| Task brief |
Leave out the pictures, and quote exactly the lines running from the one with "Extract the chart's" through the last line of the entries below.

# Given records start

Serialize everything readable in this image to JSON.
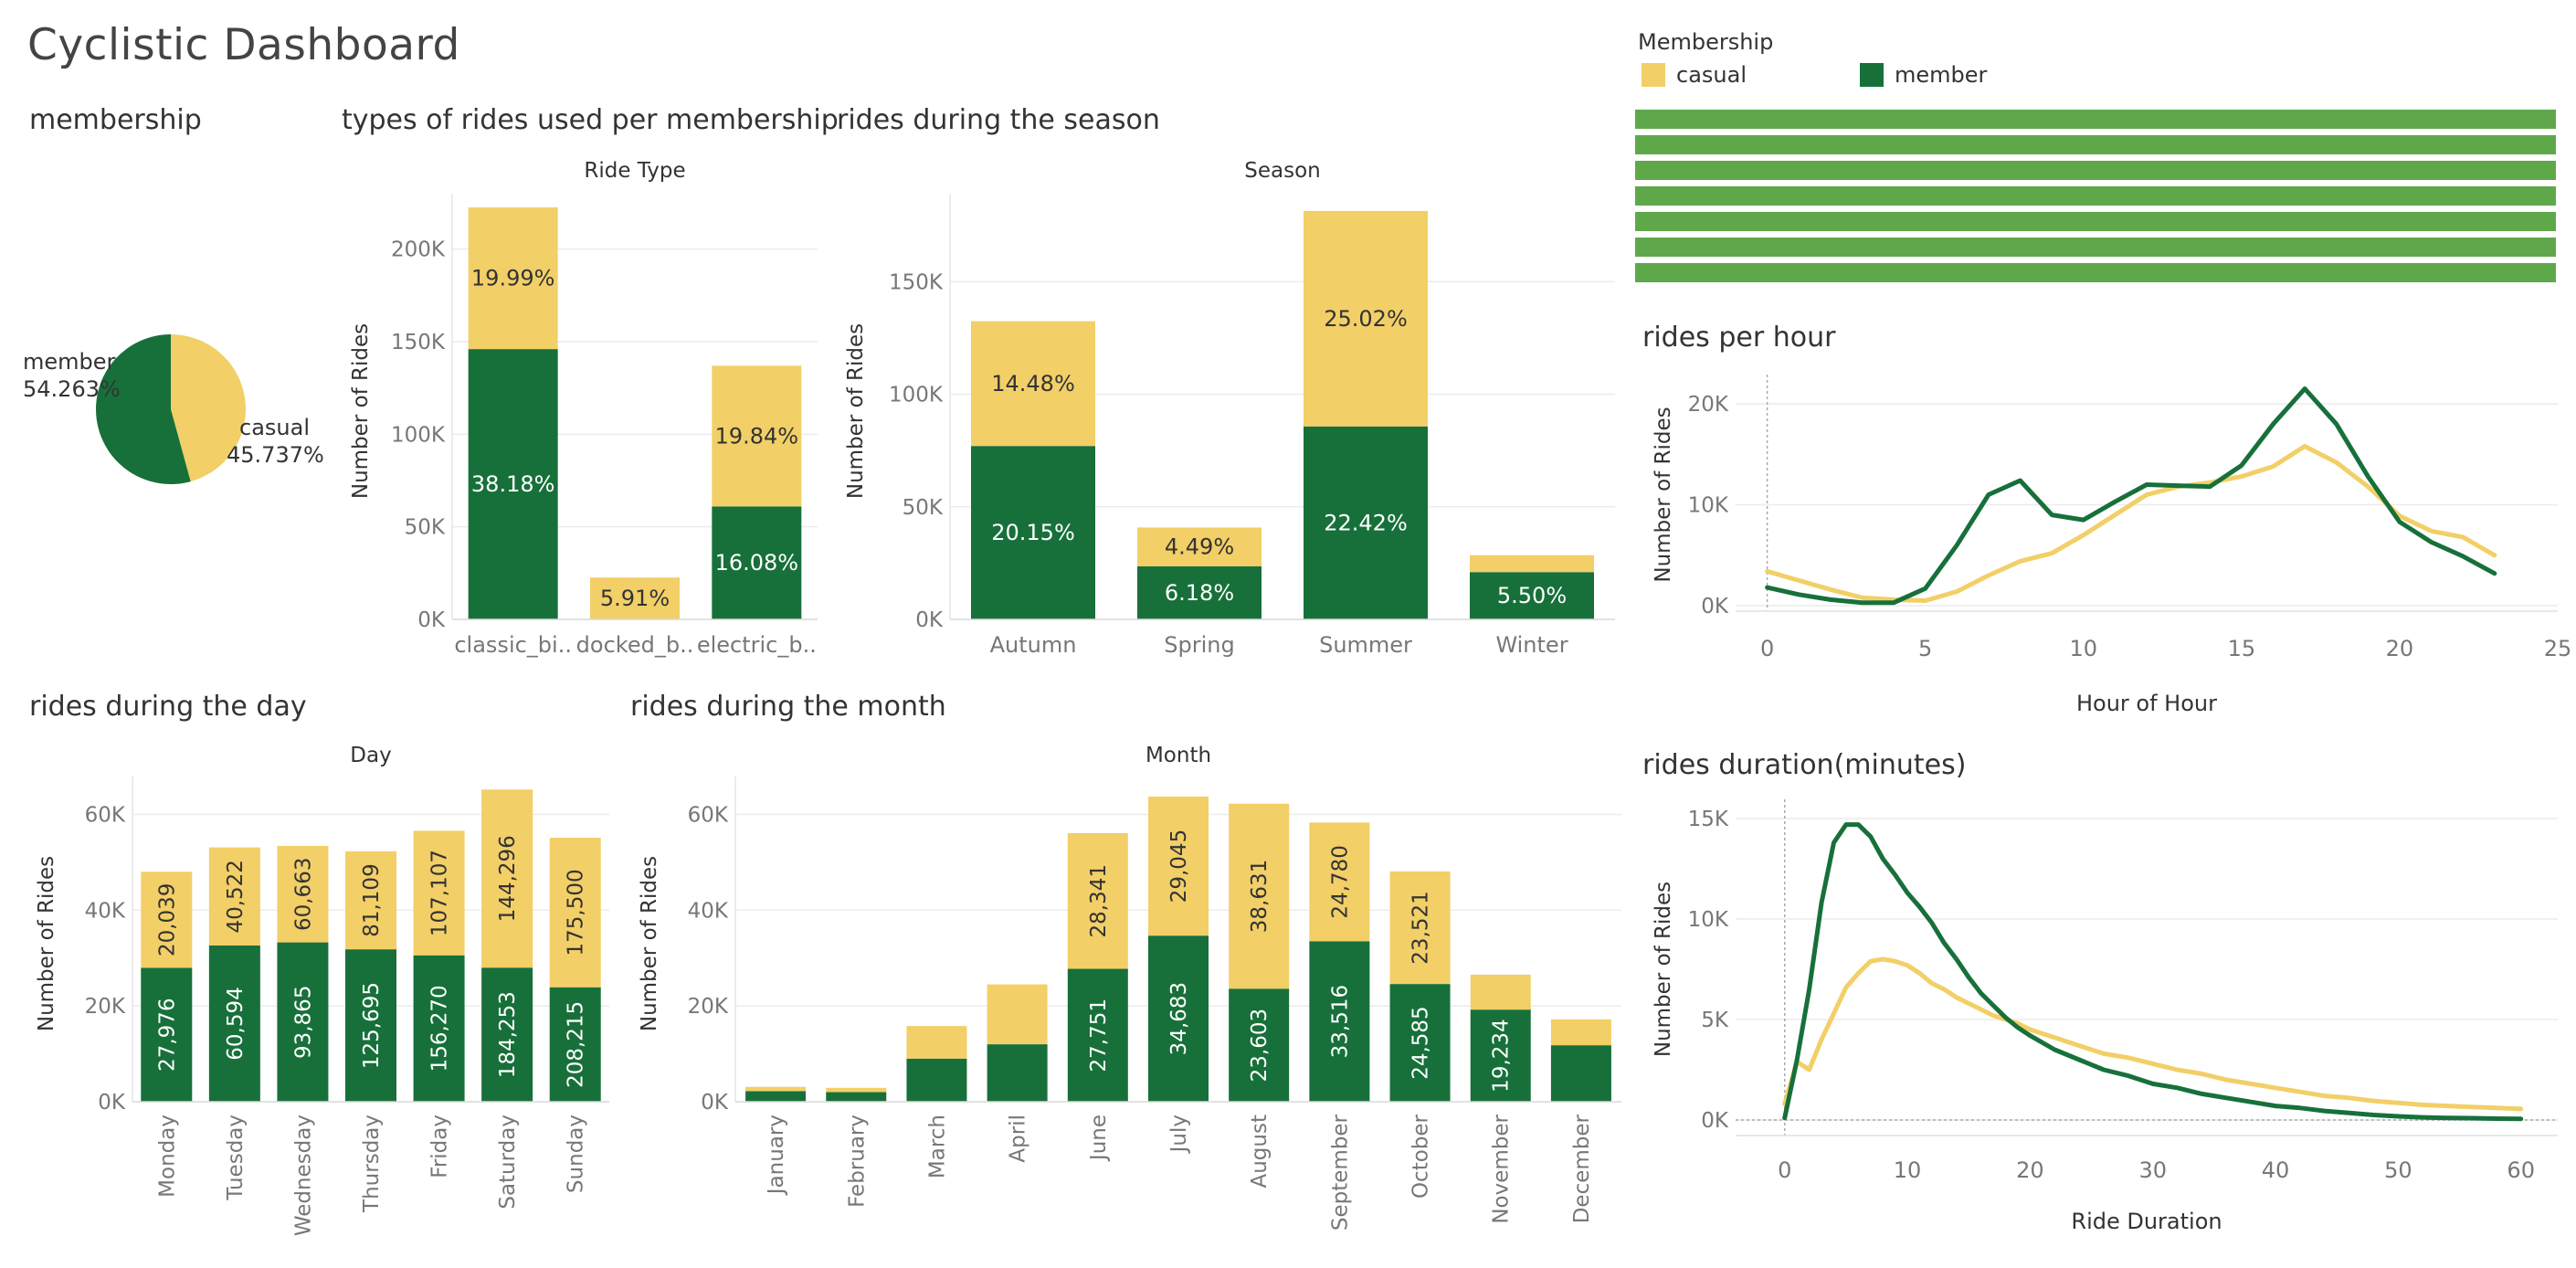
{
  "dashboard": {
    "title": "Cyclistic Dashboard",
    "colors": {
      "member": "#17703a",
      "casual": "#f2cf67",
      "filter_bar": "#5ea84a"
    },
    "legend": {
      "title": "Membership",
      "casual": "casual",
      "member": "member"
    }
  },
  "sections": {
    "membership": "membership",
    "ride_types": "types of rides used per membership",
    "season": "rides during the season",
    "hour": "rides per hour",
    "day": "rides during the day",
    "month": "rides during the month",
    "duration": "rides duration(minutes)"
  },
  "chart_data": [
    {
      "id": "membership",
      "type": "pie",
      "labels": [
        "member",
        "casual"
      ],
      "values": [
        54.263,
        45.737
      ],
      "value_labels": [
        "54.263%",
        "45.737%"
      ]
    },
    {
      "id": "ride_types",
      "type": "bar",
      "stacked": true,
      "title": "Ride Type",
      "ylabel": "Number of Rides",
      "categories": [
        "classic_bi..",
        "docked_b..",
        "electric_b.."
      ],
      "ylim": [
        0,
        225000
      ],
      "yticks": [
        0,
        50000,
        100000,
        150000,
        200000
      ],
      "ytick_labels": [
        "0K",
        "50K",
        "100K",
        "150K",
        "200K"
      ],
      "series": [
        {
          "name": "member",
          "values": [
            146000,
            0,
            61000
          ],
          "labels": [
            "38.18%",
            "",
            "16.08%"
          ]
        },
        {
          "name": "casual",
          "values": [
            76500,
            22600,
            76000
          ],
          "labels": [
            "19.99%",
            "5.91%",
            "19.84%"
          ]
        }
      ]
    },
    {
      "id": "season",
      "type": "bar",
      "stacked": true,
      "title": "Season",
      "ylabel": "Number of Rides",
      "categories": [
        "Autumn",
        "Spring",
        "Summer",
        "Winter"
      ],
      "ylim": [
        0,
        185000
      ],
      "yticks": [
        0,
        50000,
        100000,
        150000
      ],
      "ytick_labels": [
        "0K",
        "50K",
        "100K",
        "150K"
      ],
      "series": [
        {
          "name": "member",
          "values": [
            77000,
            23600,
            85700,
            21000
          ],
          "labels": [
            "20.15%",
            "6.18%",
            "22.42%",
            "5.50%"
          ]
        },
        {
          "name": "casual",
          "values": [
            55400,
            17200,
            95700,
            7500
          ],
          "labels": [
            "14.48%",
            "4.49%",
            "25.02%",
            ""
          ]
        }
      ]
    },
    {
      "id": "hour",
      "type": "line",
      "title": "rides per hour",
      "xlabel": "Hour of Hour",
      "ylabel": "Number of Rides",
      "xlim": [
        -1,
        25
      ],
      "ylim": [
        0,
        22000
      ],
      "xticks": [
        0,
        5,
        10,
        15,
        20,
        25
      ],
      "yticks": [
        0,
        10000,
        20000
      ],
      "ytick_labels": [
        "0K",
        "10K",
        "20K"
      ],
      "series": [
        {
          "name": "member",
          "x": [
            0,
            1,
            2,
            3,
            4,
            5,
            6,
            7,
            8,
            9,
            10,
            11,
            12,
            13,
            14,
            15,
            16,
            17,
            18,
            19,
            20,
            21,
            22,
            23
          ],
          "y": [
            1800,
            1100,
            600,
            300,
            300,
            1700,
            6000,
            11000,
            12400,
            9000,
            8500,
            10300,
            12000,
            11900,
            11800,
            13900,
            18000,
            21500,
            18000,
            12800,
            8300,
            6300,
            4900,
            3200
          ]
        },
        {
          "name": "casual",
          "x": [
            0,
            1,
            2,
            3,
            4,
            5,
            6,
            7,
            8,
            9,
            10,
            11,
            12,
            13,
            14,
            15,
            16,
            17,
            18,
            19,
            20,
            21,
            22,
            23
          ],
          "y": [
            3400,
            2500,
            1600,
            800,
            600,
            500,
            1400,
            3000,
            4400,
            5200,
            7000,
            9000,
            11000,
            11800,
            12200,
            12800,
            13800,
            15800,
            14200,
            11800,
            8900,
            7400,
            6800,
            5000
          ]
        }
      ]
    },
    {
      "id": "day",
      "type": "bar",
      "stacked": true,
      "title": "Day",
      "ylabel": "Number of Rides",
      "categories": [
        "Monday",
        "Tuesday",
        "Wednesday",
        "Thursday",
        "Friday",
        "Saturday",
        "Sunday"
      ],
      "ylim": [
        0,
        66000
      ],
      "yticks": [
        0,
        20000,
        40000,
        60000
      ],
      "ytick_labels": [
        "0K",
        "20K",
        "40K",
        "60K"
      ],
      "series": [
        {
          "name": "member",
          "values": [
            27976,
            32618,
            33271,
            31830,
            30575,
            28000,
            23900
          ],
          "labels": [
            "27,976",
            "60,594",
            "93,865",
            "125,695",
            "156,270",
            "184,253",
            "208,215"
          ]
        },
        {
          "name": "casual",
          "values": [
            20039,
            20483,
            20141,
            20446,
            25998,
            37187,
            31204
          ],
          "labels": [
            "20,039",
            "40,522",
            "60,663",
            "81,109",
            "107,107",
            "144,296",
            "175,500"
          ]
        }
      ]
    },
    {
      "id": "month",
      "type": "bar",
      "stacked": true,
      "title": "Month",
      "ylabel": "Number of Rides",
      "categories": [
        "January",
        "February",
        "March",
        "April",
        "June",
        "July",
        "August",
        "September",
        "October",
        "November",
        "December"
      ],
      "ylim": [
        0,
        66000
      ],
      "yticks": [
        0,
        20000,
        40000,
        60000
      ],
      "ytick_labels": [
        "0K",
        "20K",
        "40K",
        "60K"
      ],
      "series": [
        {
          "name": "member",
          "values": [
            2200,
            2000,
            9000,
            12000,
            27751,
            34683,
            23603,
            33516,
            24585,
            19234,
            11800
          ],
          "labels": [
            "",
            "",
            "",
            "",
            "27,751",
            "34,683",
            "23,603",
            "33,516",
            "24,585",
            "19,234",
            ""
          ]
        },
        {
          "name": "casual",
          "values": [
            900,
            900,
            6800,
            12500,
            28341,
            29045,
            38631,
            24780,
            23521,
            7300,
            5400
          ],
          "labels": [
            "",
            "",
            "",
            "",
            "28,341",
            "29,045",
            "38,631",
            "24,780",
            "23,521",
            "",
            ""
          ]
        }
      ]
    },
    {
      "id": "duration",
      "type": "line",
      "title": "rides duration(minutes)",
      "xlabel": "Ride Duration",
      "ylabel": "Number of Rides",
      "xlim": [
        -4,
        63
      ],
      "ylim": [
        -500,
        15500
      ],
      "xticks": [
        0,
        10,
        20,
        30,
        40,
        50,
        60
      ],
      "yticks": [
        0,
        5000,
        10000,
        15000
      ],
      "ytick_labels": [
        "0K",
        "5K",
        "10K",
        "15K"
      ],
      "series": [
        {
          "name": "member",
          "x": [
            0,
            1,
            2,
            3,
            4,
            5,
            6,
            7,
            8,
            9,
            10,
            11,
            12,
            13,
            14,
            15,
            16,
            17,
            18,
            19,
            20,
            22,
            24,
            26,
            28,
            30,
            32,
            34,
            36,
            38,
            40,
            42,
            44,
            46,
            48,
            50,
            52,
            54,
            56,
            58,
            60
          ],
          "y": [
            100,
            3000,
            6500,
            10800,
            13800,
            14700,
            14700,
            14100,
            13000,
            12200,
            11300,
            10600,
            9800,
            8800,
            8000,
            7100,
            6300,
            5700,
            5100,
            4600,
            4200,
            3500,
            3000,
            2500,
            2200,
            1800,
            1600,
            1300,
            1100,
            900,
            700,
            600,
            450,
            350,
            250,
            180,
            130,
            100,
            90,
            70,
            60
          ]
        },
        {
          "name": "casual",
          "x": [
            0,
            1,
            2,
            3,
            4,
            5,
            6,
            7,
            8,
            9,
            10,
            11,
            12,
            13,
            14,
            15,
            16,
            17,
            18,
            19,
            20,
            22,
            24,
            26,
            28,
            30,
            32,
            34,
            36,
            38,
            40,
            42,
            44,
            46,
            48,
            50,
            52,
            54,
            56,
            58,
            60
          ],
          "y": [
            800,
            2900,
            2500,
            4000,
            5300,
            6600,
            7300,
            7900,
            8000,
            7900,
            7700,
            7300,
            6800,
            6500,
            6100,
            5800,
            5500,
            5200,
            5000,
            4800,
            4500,
            4100,
            3700,
            3300,
            3100,
            2800,
            2500,
            2300,
            2000,
            1800,
            1600,
            1400,
            1200,
            1100,
            950,
            850,
            750,
            700,
            650,
            600,
            550
          ]
        }
      ]
    }
  ]
}
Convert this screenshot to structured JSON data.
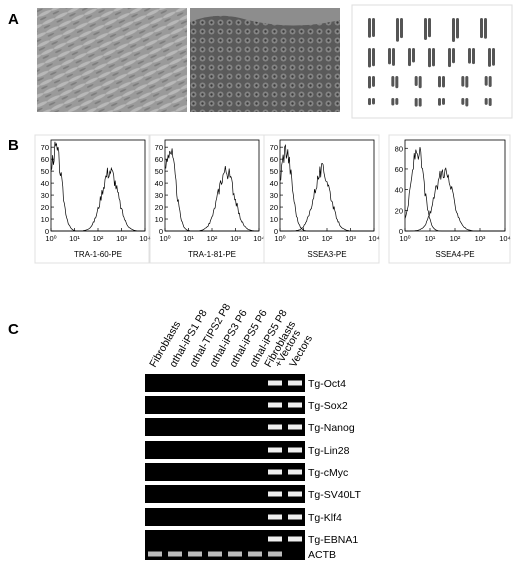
{
  "panel_a": {
    "label": "A"
  },
  "panel_b": {
    "label": "B",
    "xticks": [
      {
        "value": 1,
        "label": "10⁰"
      },
      {
        "value": 10,
        "label": "10¹"
      },
      {
        "value": 100,
        "label": "10²"
      },
      {
        "value": 1000,
        "label": "10³"
      },
      {
        "value": 10000,
        "label": "10⁴"
      }
    ],
    "xlim": [
      1,
      10000
    ],
    "histograms": [
      {
        "xlabel": "TRA-1-60-PE",
        "ylim": [
          0,
          76
        ],
        "yticks": [
          0,
          10,
          20,
          30,
          40,
          50,
          60,
          70
        ]
      },
      {
        "xlabel": "TRA-1-81-PE",
        "ylim": [
          0,
          76
        ],
        "yticks": [
          0,
          10,
          20,
          30,
          40,
          50,
          60,
          70
        ]
      },
      {
        "xlabel": "SSEA3-PE",
        "ylim": [
          0,
          76
        ],
        "yticks": [
          0,
          10,
          20,
          30,
          40,
          50,
          60,
          70
        ]
      },
      {
        "xlabel": "SSEA4-PE",
        "ylim": [
          0,
          88
        ],
        "yticks": [
          0,
          20,
          40,
          60,
          80
        ]
      }
    ]
  },
  "panel_c": {
    "label": "C",
    "lanes": [
      "Fibroblasts",
      "αthal-iPS1 P8",
      "αthal-TIPS2 P8",
      "αthal-iPS3 P6",
      "αthal-iPS5 P6",
      "αthal-iPS5 P8",
      [
        "Fibroblasts",
        "+Vectors"
      ],
      "Vectors"
    ],
    "rows": [
      "Tg-Oct4",
      "Tg-Sox2",
      "Tg-Nanog",
      "Tg-Lin28",
      "Tg-cMyc",
      "Tg-SV40LT",
      "Tg-Klf4",
      "Tg-EBNA1",
      "ACTB"
    ]
  }
}
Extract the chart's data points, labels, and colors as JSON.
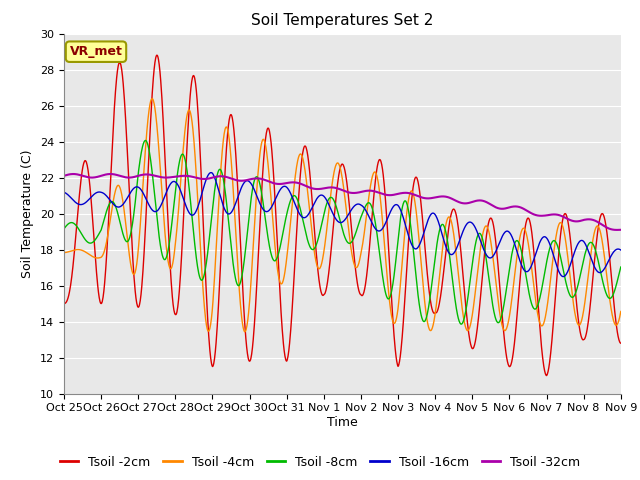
{
  "title": "Soil Temperatures Set 2",
  "xlabel": "Time",
  "ylabel": "Soil Temperature (C)",
  "ylim": [
    10,
    30
  ],
  "fig_bg_color": "#ffffff",
  "plot_bg_color": "#e8e8e8",
  "annotation_text": "VR_met",
  "annotation_box_facecolor": "#ffff99",
  "annotation_box_edgecolor": "#999900",
  "annotation_text_color": "#8b0000",
  "legend_labels": [
    "Tsoil -2cm",
    "Tsoil -4cm",
    "Tsoil -8cm",
    "Tsoil -16cm",
    "Tsoil -32cm"
  ],
  "line_colors": [
    "#dd0000",
    "#ff8800",
    "#00bb00",
    "#0000cc",
    "#aa00aa"
  ],
  "tick_labels": [
    "Oct 25",
    "Oct 26",
    "Oct 27",
    "Oct 28",
    "Oct 29",
    "Oct 30",
    "Oct 31",
    "Nov 1",
    "Nov 2",
    "Nov 3",
    "Nov 4",
    "Nov 5",
    "Nov 6",
    "Nov 7",
    "Nov 8",
    "Nov 9"
  ],
  "grid_color": "#ffffff",
  "title_fontsize": 11,
  "axis_fontsize": 9,
  "tick_fontsize": 8,
  "legend_fontsize": 9
}
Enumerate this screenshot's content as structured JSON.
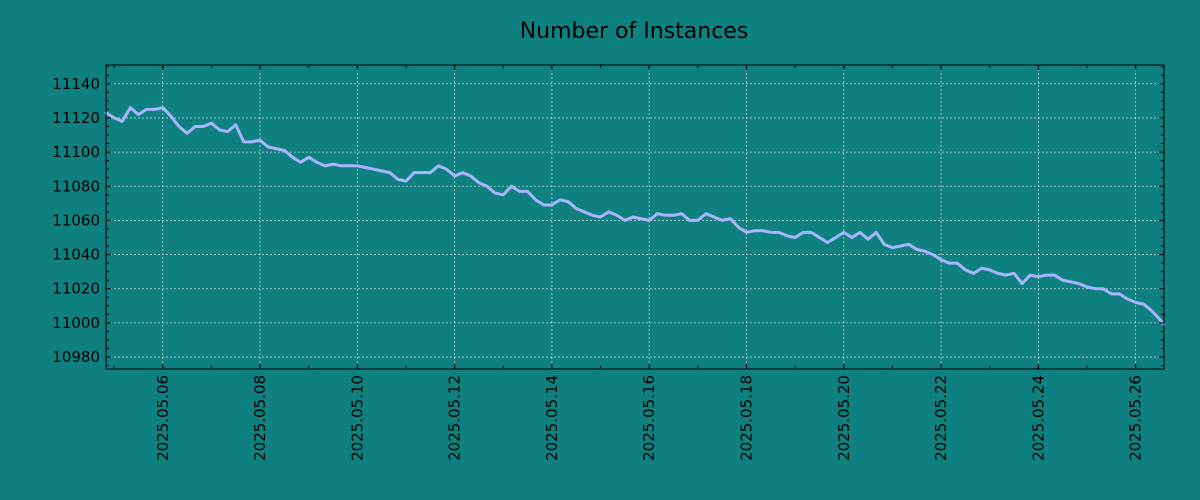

# Given records end

| Task answer |
Extract the chart's data points, labels, and colors as JSON.
{
  "title": "Soil Temperatures Set 2",
  "xlabel": "Time",
  "ylabel": "Soil Temperature (C)",
  "ylim": [
    10,
    30
  ],
  "fig_bg_color": "#ffffff",
  "plot_bg_color": "#e8e8e8",
  "annotation_text": "VR_met",
  "annotation_box_facecolor": "#ffff99",
  "annotation_box_edgecolor": "#999900",
  "annotation_text_color": "#8b0000",
  "legend_labels": [
    "Tsoil -2cm",
    "Tsoil -4cm",
    "Tsoil -8cm",
    "Tsoil -16cm",
    "Tsoil -32cm"
  ],
  "line_colors": [
    "#dd0000",
    "#ff8800",
    "#00bb00",
    "#0000cc",
    "#aa00aa"
  ],
  "tick_labels": [
    "Oct 25",
    "Oct 26",
    "Oct 27",
    "Oct 28",
    "Oct 29",
    "Oct 30",
    "Oct 31",
    "Nov 1",
    "Nov 2",
    "Nov 3",
    "Nov 4",
    "Nov 5",
    "Nov 6",
    "Nov 7",
    "Nov 8",
    "Nov 9"
  ],
  "grid_color": "#ffffff",
  "title_fontsize": 11,
  "axis_fontsize": 9,
  "tick_fontsize": 8,
  "legend_fontsize": 9
}
Enumerate this screenshot's content as structured JSON.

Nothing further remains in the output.